Saved data entries

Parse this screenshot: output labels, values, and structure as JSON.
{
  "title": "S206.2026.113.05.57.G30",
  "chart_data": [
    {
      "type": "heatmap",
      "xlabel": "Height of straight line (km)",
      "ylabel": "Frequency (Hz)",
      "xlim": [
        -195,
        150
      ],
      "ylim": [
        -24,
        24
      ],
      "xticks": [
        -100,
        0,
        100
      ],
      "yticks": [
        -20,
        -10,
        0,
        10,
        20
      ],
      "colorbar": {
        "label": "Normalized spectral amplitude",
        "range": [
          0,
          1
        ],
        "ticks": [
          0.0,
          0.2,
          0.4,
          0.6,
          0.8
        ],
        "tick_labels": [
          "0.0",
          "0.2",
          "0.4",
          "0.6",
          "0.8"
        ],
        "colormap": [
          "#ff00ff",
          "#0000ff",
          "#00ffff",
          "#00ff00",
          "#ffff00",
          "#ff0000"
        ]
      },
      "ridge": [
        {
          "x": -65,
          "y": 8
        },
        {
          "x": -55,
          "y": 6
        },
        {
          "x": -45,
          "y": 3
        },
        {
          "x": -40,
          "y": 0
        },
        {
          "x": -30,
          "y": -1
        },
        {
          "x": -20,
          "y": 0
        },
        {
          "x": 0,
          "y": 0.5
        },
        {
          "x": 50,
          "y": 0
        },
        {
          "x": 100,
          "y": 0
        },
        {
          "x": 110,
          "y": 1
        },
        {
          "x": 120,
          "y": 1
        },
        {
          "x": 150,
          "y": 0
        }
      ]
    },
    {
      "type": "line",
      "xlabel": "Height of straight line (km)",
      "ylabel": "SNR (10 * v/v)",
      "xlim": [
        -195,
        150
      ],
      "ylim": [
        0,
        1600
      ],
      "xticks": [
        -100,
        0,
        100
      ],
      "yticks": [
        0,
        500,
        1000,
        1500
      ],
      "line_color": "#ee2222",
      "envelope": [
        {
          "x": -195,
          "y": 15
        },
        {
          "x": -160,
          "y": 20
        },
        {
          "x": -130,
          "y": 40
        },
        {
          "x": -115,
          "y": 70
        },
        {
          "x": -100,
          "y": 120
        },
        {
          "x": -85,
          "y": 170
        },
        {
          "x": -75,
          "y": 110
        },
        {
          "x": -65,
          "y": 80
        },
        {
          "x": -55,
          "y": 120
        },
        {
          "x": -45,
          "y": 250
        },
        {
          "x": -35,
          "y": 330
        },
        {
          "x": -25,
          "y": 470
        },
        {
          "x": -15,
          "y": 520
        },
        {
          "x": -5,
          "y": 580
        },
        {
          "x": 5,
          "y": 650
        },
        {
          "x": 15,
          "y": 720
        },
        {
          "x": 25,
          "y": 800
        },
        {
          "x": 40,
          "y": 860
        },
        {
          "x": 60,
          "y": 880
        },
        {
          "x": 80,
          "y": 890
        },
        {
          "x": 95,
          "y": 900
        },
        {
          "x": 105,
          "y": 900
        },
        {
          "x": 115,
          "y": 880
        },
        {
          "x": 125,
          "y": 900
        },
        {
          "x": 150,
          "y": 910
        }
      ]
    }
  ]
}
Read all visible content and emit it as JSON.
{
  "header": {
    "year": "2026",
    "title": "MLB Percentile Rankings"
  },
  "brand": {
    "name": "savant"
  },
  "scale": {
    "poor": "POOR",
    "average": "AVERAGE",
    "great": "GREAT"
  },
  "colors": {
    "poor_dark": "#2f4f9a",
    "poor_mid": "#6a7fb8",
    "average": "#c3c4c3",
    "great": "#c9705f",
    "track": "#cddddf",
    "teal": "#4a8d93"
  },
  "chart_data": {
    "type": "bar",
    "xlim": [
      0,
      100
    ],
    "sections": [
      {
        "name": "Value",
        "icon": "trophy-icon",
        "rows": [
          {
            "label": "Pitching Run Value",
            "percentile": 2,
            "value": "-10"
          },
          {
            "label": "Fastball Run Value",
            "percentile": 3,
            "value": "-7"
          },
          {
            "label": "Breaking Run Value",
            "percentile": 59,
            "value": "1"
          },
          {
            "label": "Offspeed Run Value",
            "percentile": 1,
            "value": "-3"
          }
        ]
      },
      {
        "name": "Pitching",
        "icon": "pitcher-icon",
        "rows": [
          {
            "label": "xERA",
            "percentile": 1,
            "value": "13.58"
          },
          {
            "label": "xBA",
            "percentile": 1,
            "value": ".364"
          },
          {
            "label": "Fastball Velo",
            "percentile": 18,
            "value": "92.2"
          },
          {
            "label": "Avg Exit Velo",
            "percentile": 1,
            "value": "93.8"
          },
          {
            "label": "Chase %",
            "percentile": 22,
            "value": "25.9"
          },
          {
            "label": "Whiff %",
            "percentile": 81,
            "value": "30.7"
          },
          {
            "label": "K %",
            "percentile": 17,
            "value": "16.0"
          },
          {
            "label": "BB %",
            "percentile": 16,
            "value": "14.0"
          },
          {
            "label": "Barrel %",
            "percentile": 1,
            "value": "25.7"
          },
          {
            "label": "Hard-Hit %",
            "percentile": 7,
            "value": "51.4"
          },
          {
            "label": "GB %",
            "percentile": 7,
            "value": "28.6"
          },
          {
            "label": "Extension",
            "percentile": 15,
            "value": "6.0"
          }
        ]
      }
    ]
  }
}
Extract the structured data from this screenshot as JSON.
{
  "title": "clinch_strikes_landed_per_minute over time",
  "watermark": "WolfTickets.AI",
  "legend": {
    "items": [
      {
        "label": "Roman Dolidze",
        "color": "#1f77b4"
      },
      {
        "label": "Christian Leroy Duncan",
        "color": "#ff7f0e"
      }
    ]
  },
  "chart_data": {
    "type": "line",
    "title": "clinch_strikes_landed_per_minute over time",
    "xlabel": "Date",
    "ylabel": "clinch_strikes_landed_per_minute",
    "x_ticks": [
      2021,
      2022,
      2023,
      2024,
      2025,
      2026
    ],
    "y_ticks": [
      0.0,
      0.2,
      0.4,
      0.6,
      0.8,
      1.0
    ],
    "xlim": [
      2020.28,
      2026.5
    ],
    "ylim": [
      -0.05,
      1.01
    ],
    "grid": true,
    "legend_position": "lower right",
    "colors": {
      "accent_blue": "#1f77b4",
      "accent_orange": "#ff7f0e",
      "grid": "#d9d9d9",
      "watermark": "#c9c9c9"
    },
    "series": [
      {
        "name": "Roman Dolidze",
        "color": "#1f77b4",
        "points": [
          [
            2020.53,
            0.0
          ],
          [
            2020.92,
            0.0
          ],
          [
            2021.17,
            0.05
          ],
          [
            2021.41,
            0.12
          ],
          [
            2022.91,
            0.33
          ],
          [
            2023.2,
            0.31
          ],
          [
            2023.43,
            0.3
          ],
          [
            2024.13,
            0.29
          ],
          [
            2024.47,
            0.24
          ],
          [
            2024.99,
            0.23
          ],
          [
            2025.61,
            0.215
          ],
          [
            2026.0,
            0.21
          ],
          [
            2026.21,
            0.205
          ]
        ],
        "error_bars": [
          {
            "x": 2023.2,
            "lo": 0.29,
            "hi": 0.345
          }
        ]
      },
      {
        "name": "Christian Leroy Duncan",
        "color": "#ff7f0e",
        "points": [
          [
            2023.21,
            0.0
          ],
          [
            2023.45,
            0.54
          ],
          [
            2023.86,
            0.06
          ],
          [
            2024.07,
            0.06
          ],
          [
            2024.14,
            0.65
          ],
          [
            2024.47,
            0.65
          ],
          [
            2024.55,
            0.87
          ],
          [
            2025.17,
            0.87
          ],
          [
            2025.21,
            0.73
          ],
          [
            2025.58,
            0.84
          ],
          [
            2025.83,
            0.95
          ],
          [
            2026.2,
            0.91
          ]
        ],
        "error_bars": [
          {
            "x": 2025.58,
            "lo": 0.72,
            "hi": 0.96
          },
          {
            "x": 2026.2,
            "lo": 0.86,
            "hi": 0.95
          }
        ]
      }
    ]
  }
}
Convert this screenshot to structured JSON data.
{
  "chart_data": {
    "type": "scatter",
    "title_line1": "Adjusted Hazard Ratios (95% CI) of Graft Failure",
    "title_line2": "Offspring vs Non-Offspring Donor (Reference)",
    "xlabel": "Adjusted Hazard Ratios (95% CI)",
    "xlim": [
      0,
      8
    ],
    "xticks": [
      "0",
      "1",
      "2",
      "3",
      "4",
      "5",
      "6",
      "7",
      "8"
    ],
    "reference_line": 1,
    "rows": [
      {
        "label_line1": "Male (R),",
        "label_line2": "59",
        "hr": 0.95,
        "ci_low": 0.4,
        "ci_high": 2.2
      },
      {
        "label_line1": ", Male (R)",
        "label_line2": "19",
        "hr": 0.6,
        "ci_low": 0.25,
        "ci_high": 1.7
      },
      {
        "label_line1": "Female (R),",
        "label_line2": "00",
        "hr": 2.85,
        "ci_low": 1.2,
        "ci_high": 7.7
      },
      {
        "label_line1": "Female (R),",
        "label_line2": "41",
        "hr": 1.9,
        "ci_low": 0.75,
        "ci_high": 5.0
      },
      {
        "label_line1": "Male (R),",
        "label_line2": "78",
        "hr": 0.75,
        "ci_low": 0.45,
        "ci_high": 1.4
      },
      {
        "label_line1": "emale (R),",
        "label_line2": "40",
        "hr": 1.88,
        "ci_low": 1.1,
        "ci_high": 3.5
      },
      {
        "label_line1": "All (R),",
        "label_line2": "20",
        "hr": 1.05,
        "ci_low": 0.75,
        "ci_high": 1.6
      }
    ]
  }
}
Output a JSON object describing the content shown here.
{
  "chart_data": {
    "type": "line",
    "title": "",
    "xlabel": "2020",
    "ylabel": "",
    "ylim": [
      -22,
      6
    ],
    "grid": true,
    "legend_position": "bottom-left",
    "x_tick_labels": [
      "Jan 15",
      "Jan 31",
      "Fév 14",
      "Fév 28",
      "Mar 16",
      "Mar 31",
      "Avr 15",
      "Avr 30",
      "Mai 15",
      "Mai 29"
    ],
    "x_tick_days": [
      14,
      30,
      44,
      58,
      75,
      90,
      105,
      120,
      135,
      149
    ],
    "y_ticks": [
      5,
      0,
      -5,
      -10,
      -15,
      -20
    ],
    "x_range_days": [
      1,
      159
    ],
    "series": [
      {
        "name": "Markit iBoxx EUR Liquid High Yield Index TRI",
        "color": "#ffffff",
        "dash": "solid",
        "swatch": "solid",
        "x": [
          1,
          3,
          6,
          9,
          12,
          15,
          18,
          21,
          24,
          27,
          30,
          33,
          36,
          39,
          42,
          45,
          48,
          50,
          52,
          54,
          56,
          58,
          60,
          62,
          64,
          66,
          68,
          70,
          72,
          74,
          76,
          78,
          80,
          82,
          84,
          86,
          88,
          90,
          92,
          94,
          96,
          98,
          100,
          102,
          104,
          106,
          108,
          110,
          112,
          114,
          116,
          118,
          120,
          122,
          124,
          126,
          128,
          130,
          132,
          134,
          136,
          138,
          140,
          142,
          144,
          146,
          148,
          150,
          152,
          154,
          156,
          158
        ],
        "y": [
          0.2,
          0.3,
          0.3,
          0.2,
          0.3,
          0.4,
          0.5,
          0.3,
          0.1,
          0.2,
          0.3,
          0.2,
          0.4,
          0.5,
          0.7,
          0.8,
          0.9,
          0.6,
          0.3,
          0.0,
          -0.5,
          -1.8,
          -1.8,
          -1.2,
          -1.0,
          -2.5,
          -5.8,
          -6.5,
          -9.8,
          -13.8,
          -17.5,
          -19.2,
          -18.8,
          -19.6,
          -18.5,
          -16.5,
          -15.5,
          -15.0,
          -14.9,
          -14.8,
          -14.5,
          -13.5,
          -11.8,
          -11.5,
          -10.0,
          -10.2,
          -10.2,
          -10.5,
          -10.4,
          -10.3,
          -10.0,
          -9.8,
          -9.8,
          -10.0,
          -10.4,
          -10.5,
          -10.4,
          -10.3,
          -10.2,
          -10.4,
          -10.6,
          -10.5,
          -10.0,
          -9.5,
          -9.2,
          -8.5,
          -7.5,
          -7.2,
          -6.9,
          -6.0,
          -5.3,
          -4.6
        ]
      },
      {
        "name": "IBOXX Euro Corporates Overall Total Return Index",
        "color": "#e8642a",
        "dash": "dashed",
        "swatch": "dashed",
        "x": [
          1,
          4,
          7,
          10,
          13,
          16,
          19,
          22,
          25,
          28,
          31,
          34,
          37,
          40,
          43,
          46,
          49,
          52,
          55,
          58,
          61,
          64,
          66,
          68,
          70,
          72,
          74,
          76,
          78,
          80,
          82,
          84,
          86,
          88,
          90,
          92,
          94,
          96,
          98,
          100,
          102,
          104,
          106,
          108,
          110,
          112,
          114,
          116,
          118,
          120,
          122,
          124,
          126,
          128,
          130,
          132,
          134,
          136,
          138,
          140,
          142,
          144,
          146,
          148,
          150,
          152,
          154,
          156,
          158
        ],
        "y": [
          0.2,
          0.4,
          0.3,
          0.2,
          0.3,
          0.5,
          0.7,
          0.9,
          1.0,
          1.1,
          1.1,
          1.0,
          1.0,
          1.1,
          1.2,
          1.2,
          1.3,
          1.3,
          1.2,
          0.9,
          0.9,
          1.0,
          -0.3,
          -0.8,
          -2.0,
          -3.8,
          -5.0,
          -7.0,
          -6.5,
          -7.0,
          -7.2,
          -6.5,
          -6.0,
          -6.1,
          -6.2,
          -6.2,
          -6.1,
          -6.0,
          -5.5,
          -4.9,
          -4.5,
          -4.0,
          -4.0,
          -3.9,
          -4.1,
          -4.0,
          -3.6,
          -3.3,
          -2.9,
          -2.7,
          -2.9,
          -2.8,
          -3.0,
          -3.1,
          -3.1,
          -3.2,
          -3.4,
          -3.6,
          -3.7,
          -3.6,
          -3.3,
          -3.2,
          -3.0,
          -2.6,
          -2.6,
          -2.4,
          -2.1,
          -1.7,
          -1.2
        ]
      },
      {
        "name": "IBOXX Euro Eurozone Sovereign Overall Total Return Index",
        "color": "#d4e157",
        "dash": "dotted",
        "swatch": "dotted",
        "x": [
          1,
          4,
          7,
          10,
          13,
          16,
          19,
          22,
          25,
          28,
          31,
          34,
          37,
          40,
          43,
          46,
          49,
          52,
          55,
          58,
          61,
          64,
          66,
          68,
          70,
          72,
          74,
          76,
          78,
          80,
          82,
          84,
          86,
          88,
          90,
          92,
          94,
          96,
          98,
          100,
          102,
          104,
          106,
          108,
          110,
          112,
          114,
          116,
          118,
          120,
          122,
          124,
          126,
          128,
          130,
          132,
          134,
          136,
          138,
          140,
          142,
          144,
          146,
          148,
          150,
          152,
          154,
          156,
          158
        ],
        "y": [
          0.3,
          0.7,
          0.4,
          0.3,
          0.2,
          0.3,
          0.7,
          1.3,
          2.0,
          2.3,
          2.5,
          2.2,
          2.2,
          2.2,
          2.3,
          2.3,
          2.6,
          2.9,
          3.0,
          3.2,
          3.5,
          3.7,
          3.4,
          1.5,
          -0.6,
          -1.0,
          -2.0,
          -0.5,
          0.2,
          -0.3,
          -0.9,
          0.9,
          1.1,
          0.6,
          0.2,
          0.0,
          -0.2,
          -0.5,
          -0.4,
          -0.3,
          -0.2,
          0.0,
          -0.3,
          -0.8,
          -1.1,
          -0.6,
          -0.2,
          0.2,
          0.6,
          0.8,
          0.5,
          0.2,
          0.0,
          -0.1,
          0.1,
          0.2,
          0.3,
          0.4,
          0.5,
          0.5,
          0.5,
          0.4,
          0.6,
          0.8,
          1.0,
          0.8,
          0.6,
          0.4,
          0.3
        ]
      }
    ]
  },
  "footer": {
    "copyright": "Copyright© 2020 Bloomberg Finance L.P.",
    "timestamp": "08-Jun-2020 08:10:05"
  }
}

WORK INSTRUCTIONS
Look through the entries above and report each line where the string "Hazard" occurs.

SOLUTION FOR THIS TASK
    "title_line1": "Adjusted Hazard Ratios (95% CI) of Graft Failure",
    "xlabel": "Adjusted Hazard Ratios (95% CI)",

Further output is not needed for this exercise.